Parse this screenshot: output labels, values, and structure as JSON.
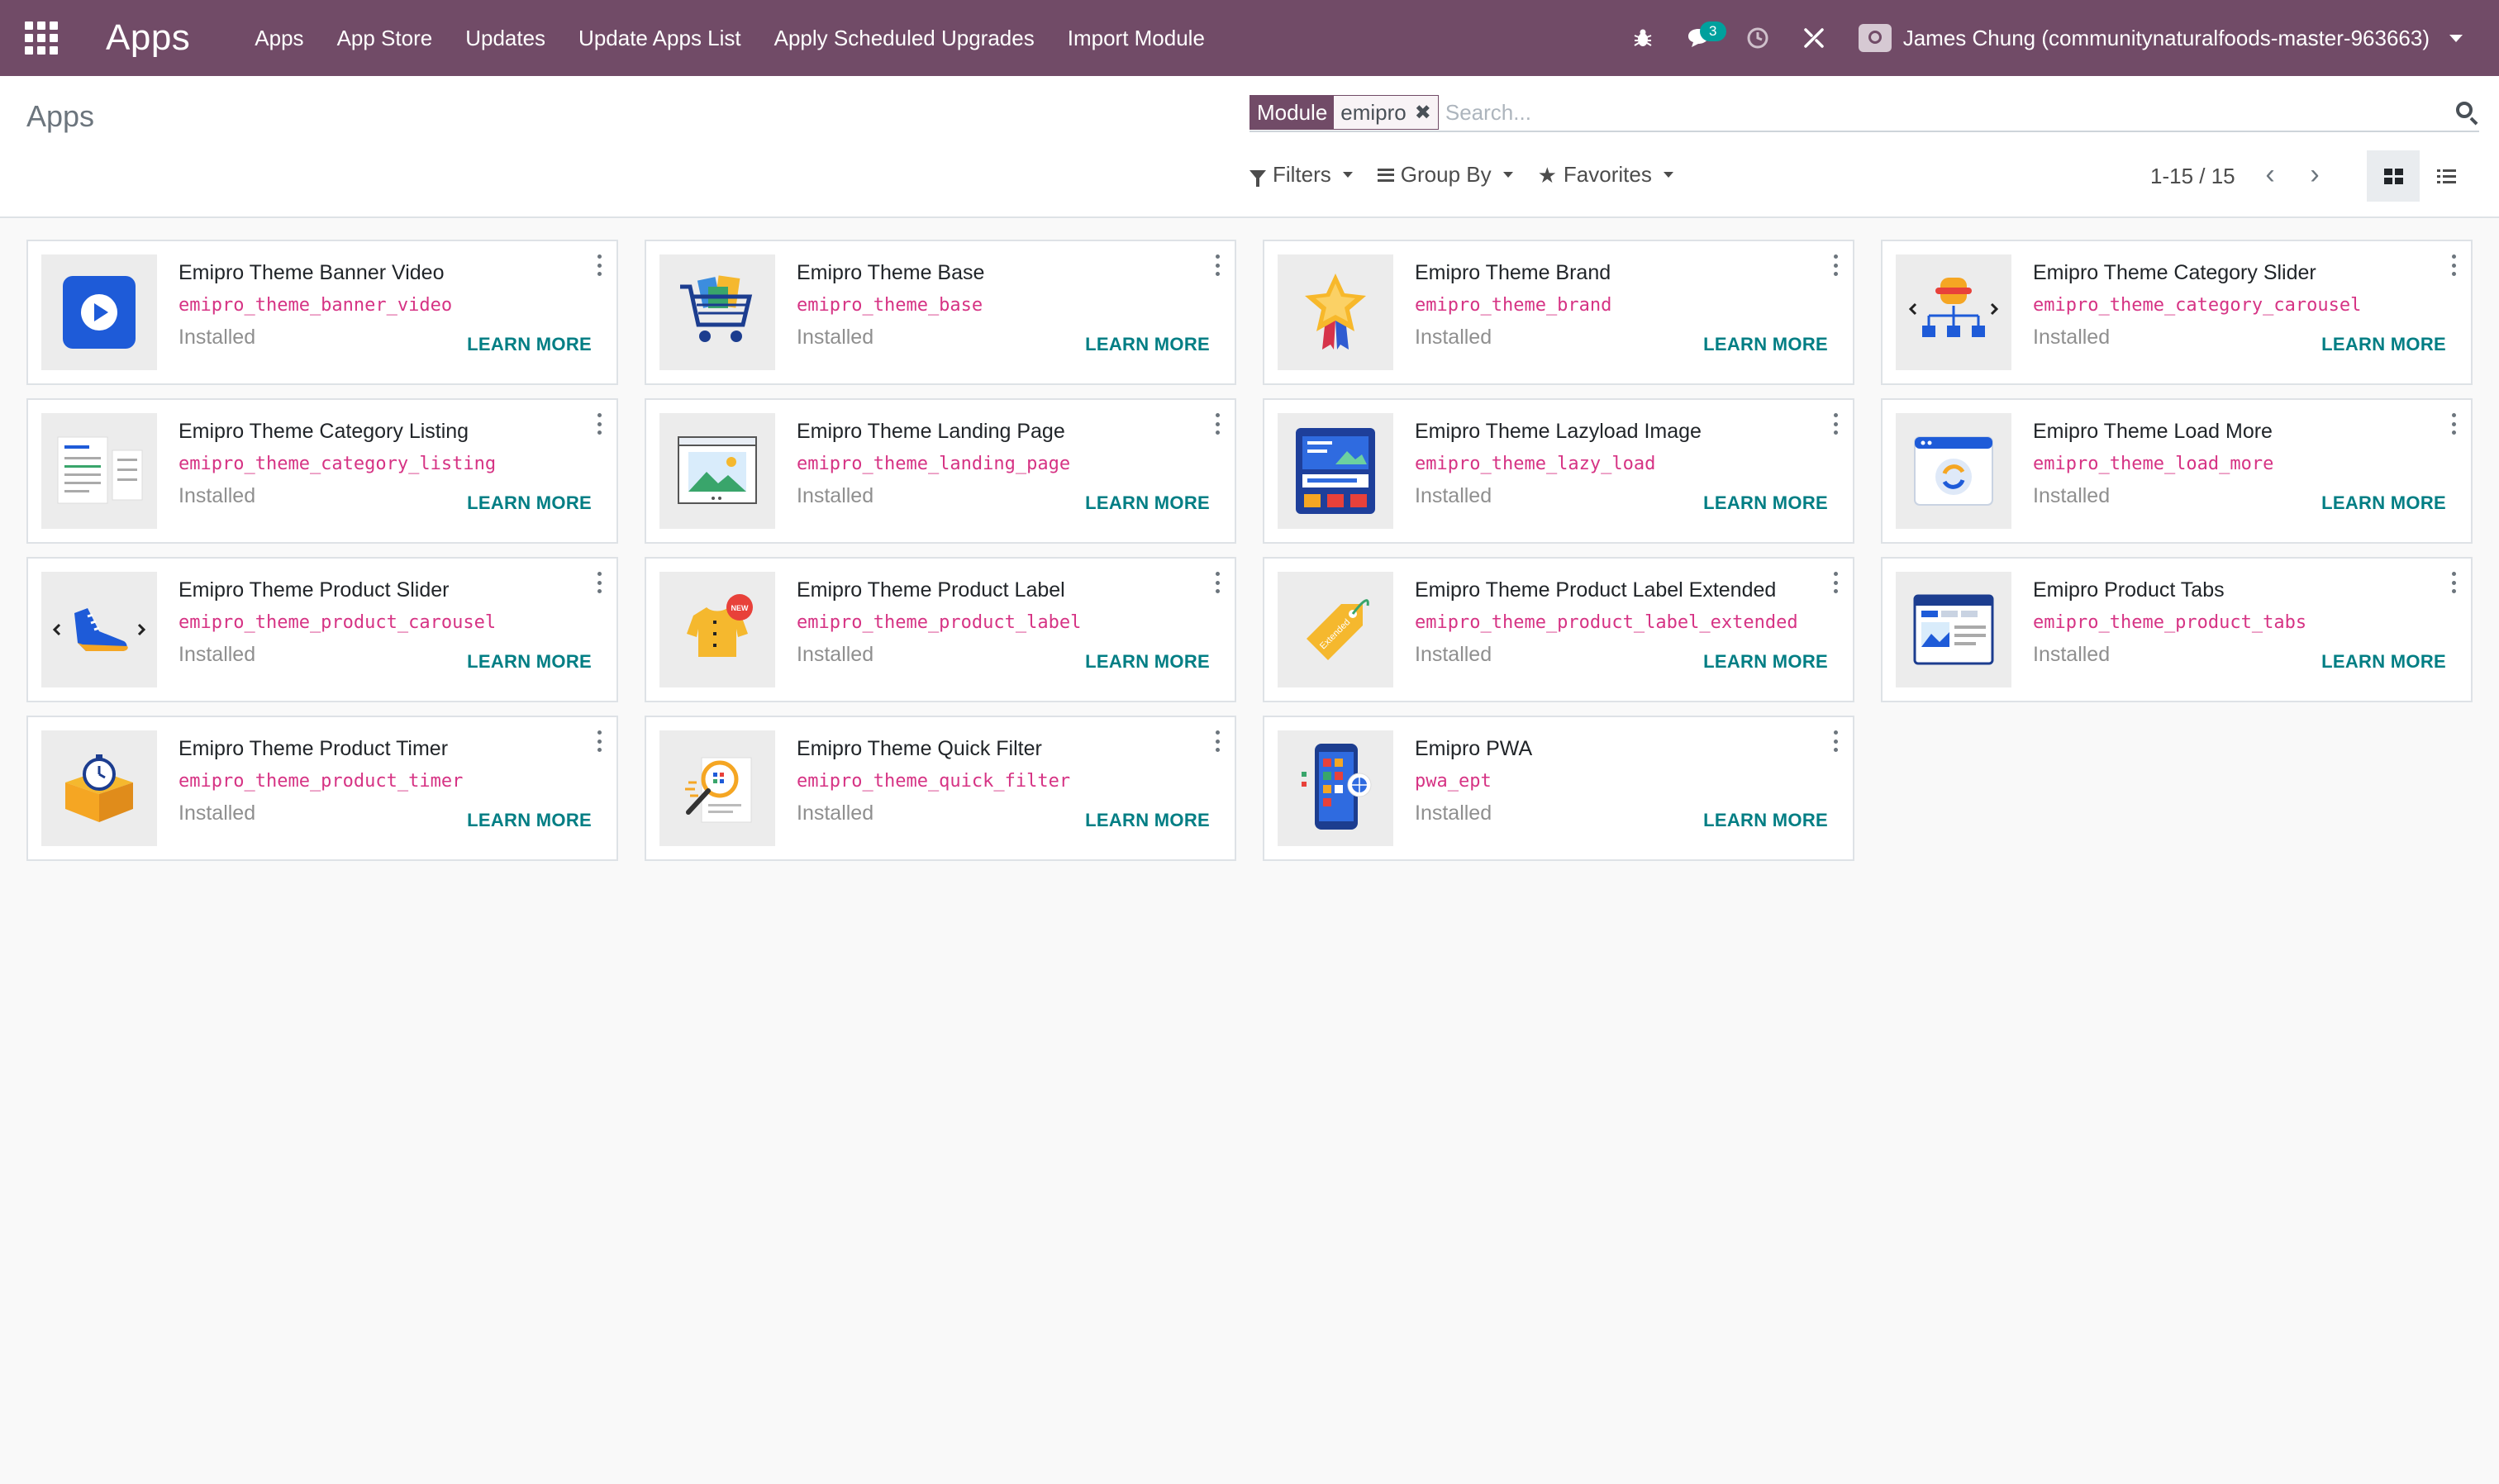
{
  "navbar": {
    "brand": "Apps",
    "menu": [
      "Apps",
      "App Store",
      "Updates",
      "Update Apps List",
      "Apply Scheduled Upgrades",
      "Import Module"
    ],
    "messages_badge": "3",
    "user_name": "James Chung (communitynaturalfoods-master-963663)",
    "icons": [
      "apps-grid-icon",
      "bug-icon",
      "chat-icon",
      "clock-icon",
      "tools-icon",
      "avatar"
    ],
    "color": "#714b67"
  },
  "control_panel": {
    "breadcrumb": "Apps",
    "facet": {
      "label": "Module",
      "value": "emipro"
    },
    "search_placeholder": "Search...",
    "filters_label": "Filters",
    "groupby_label": "Group By",
    "favorites_label": "Favorites",
    "pager_value": "1-15 / 15"
  },
  "modules": [
    {
      "title": "Emipro Theme Banner Video",
      "tech": "emipro_theme_banner_video",
      "status": "Installed",
      "action": "LEARN MORE",
      "icon": "play-video-icon"
    },
    {
      "title": "Emipro Theme Base",
      "tech": "emipro_theme_base",
      "status": "Installed",
      "action": "LEARN MORE",
      "icon": "shopping-cart-icon"
    },
    {
      "title": "Emipro Theme Brand",
      "tech": "emipro_theme_brand",
      "status": "Installed",
      "action": "LEARN MORE",
      "icon": "star-medal-icon"
    },
    {
      "title": "Emipro Theme Category Slider",
      "tech": "emipro_theme_category_carousel",
      "status": "Installed",
      "action": "LEARN MORE",
      "icon": "category-slider-icon"
    },
    {
      "title": "Emipro Theme Category Listing",
      "tech": "emipro_theme_category_listing",
      "status": "Installed",
      "action": "LEARN MORE",
      "icon": "category-listing-icon"
    },
    {
      "title": "Emipro Theme Landing Page",
      "tech": "emipro_theme_landing_page",
      "status": "Installed",
      "action": "LEARN MORE",
      "icon": "landing-page-icon"
    },
    {
      "title": "Emipro Theme Lazyload Image",
      "tech": "emipro_theme_lazy_load",
      "status": "Installed",
      "action": "LEARN MORE",
      "icon": "lazyload-image-icon"
    },
    {
      "title": "Emipro Theme Load More",
      "tech": "emipro_theme_load_more",
      "status": "Installed",
      "action": "LEARN MORE",
      "icon": "load-more-icon"
    },
    {
      "title": "Emipro Theme Product Slider",
      "tech": "emipro_theme_product_carousel",
      "status": "Installed",
      "action": "LEARN MORE",
      "icon": "shoe-slider-icon"
    },
    {
      "title": "Emipro Theme Product Label",
      "tech": "emipro_theme_product_label",
      "status": "Installed",
      "action": "LEARN MORE",
      "icon": "product-label-icon",
      "icon_text": "NEW"
    },
    {
      "title": "Emipro Theme Product Label Extended",
      "tech": "emipro_theme_product_label_extended",
      "status": "Installed",
      "action": "LEARN MORE",
      "icon": "tag-extended-icon",
      "icon_text": "Extended"
    },
    {
      "title": "Emipro Product Tabs",
      "tech": "emipro_theme_product_tabs",
      "status": "Installed",
      "action": "LEARN MORE",
      "icon": "product-tabs-icon"
    },
    {
      "title": "Emipro Theme Product Timer",
      "tech": "emipro_theme_product_timer",
      "status": "Installed",
      "action": "LEARN MORE",
      "icon": "timer-box-icon"
    },
    {
      "title": "Emipro Theme Quick Filter",
      "tech": "emipro_theme_quick_filter",
      "status": "Installed",
      "action": "LEARN MORE",
      "icon": "quick-filter-icon"
    },
    {
      "title": "Emipro PWA",
      "tech": "pwa_ept",
      "status": "Installed",
      "action": "LEARN MORE",
      "icon": "pwa-phone-icon"
    }
  ]
}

________________________

What the task asks: Transcribe the whole listing exactly. Pictures are excluded.

Answer below:
Parse this screenshot: output labels, values, and structure as JSON.
{
  "navbar": {
    "brand": "Apps",
    "menu": [
      "Apps",
      "App Store",
      "Updates",
      "Update Apps List",
      "Apply Scheduled Upgrades",
      "Import Module"
    ],
    "messages_badge": "3",
    "user_name": "James Chung (communitynaturalfoods-master-963663)",
    "icons": [
      "apps-grid-icon",
      "bug-icon",
      "chat-icon",
      "clock-icon",
      "tools-icon",
      "avatar"
    ],
    "color": "#714b67"
  },
  "control_panel": {
    "breadcrumb": "Apps",
    "facet": {
      "label": "Module",
      "value": "emipro"
    },
    "search_placeholder": "Search...",
    "filters_label": "Filters",
    "groupby_label": "Group By",
    "favorites_label": "Favorites",
    "pager_value": "1-15 / 15"
  },
  "modules": [
    {
      "title": "Emipro Theme Banner Video",
      "tech": "emipro_theme_banner_video",
      "status": "Installed",
      "action": "LEARN MORE",
      "icon": "play-video-icon"
    },
    {
      "title": "Emipro Theme Base",
      "tech": "emipro_theme_base",
      "status": "Installed",
      "action": "LEARN MORE",
      "icon": "shopping-cart-icon"
    },
    {
      "title": "Emipro Theme Brand",
      "tech": "emipro_theme_brand",
      "status": "Installed",
      "action": "LEARN MORE",
      "icon": "star-medal-icon"
    },
    {
      "title": "Emipro Theme Category Slider",
      "tech": "emipro_theme_category_carousel",
      "status": "Installed",
      "action": "LEARN MORE",
      "icon": "category-slider-icon"
    },
    {
      "title": "Emipro Theme Category Listing",
      "tech": "emipro_theme_category_listing",
      "status": "Installed",
      "action": "LEARN MORE",
      "icon": "category-listing-icon"
    },
    {
      "title": "Emipro Theme Landing Page",
      "tech": "emipro_theme_landing_page",
      "status": "Installed",
      "action": "LEARN MORE",
      "icon": "landing-page-icon"
    },
    {
      "title": "Emipro Theme Lazyload Image",
      "tech": "emipro_theme_lazy_load",
      "status": "Installed",
      "action": "LEARN MORE",
      "icon": "lazyload-image-icon"
    },
    {
      "title": "Emipro Theme Load More",
      "tech": "emipro_theme_load_more",
      "status": "Installed",
      "action": "LEARN MORE",
      "icon": "load-more-icon"
    },
    {
      "title": "Emipro Theme Product Slider",
      "tech": "emipro_theme_product_carousel",
      "status": "Installed",
      "action": "LEARN MORE",
      "icon": "shoe-slider-icon"
    },
    {
      "title": "Emipro Theme Product Label",
      "tech": "emipro_theme_product_label",
      "status": "Installed",
      "action": "LEARN MORE",
      "icon": "product-label-icon",
      "icon_text": "NEW"
    },
    {
      "title": "Emipro Theme Product Label Extended",
      "tech": "emipro_theme_product_label_extended",
      "status": "Installed",
      "action": "LEARN MORE",
      "icon": "tag-extended-icon",
      "icon_text": "Extended"
    },
    {
      "title": "Emipro Product Tabs",
      "tech": "emipro_theme_product_tabs",
      "status": "Installed",
      "action": "LEARN MORE",
      "icon": "product-tabs-icon"
    },
    {
      "title": "Emipro Theme Product Timer",
      "tech": "emipro_theme_product_timer",
      "status": "Installed",
      "action": "LEARN MORE",
      "icon": "timer-box-icon"
    },
    {
      "title": "Emipro Theme Quick Filter",
      "tech": "emipro_theme_quick_filter",
      "status": "Installed",
      "action": "LEARN MORE",
      "icon": "quick-filter-icon"
    },
    {
      "title": "Emipro PWA",
      "tech": "pwa_ept",
      "status": "Installed",
      "action": "LEARN MORE",
      "icon": "pwa-phone-icon"
    }
  ]
}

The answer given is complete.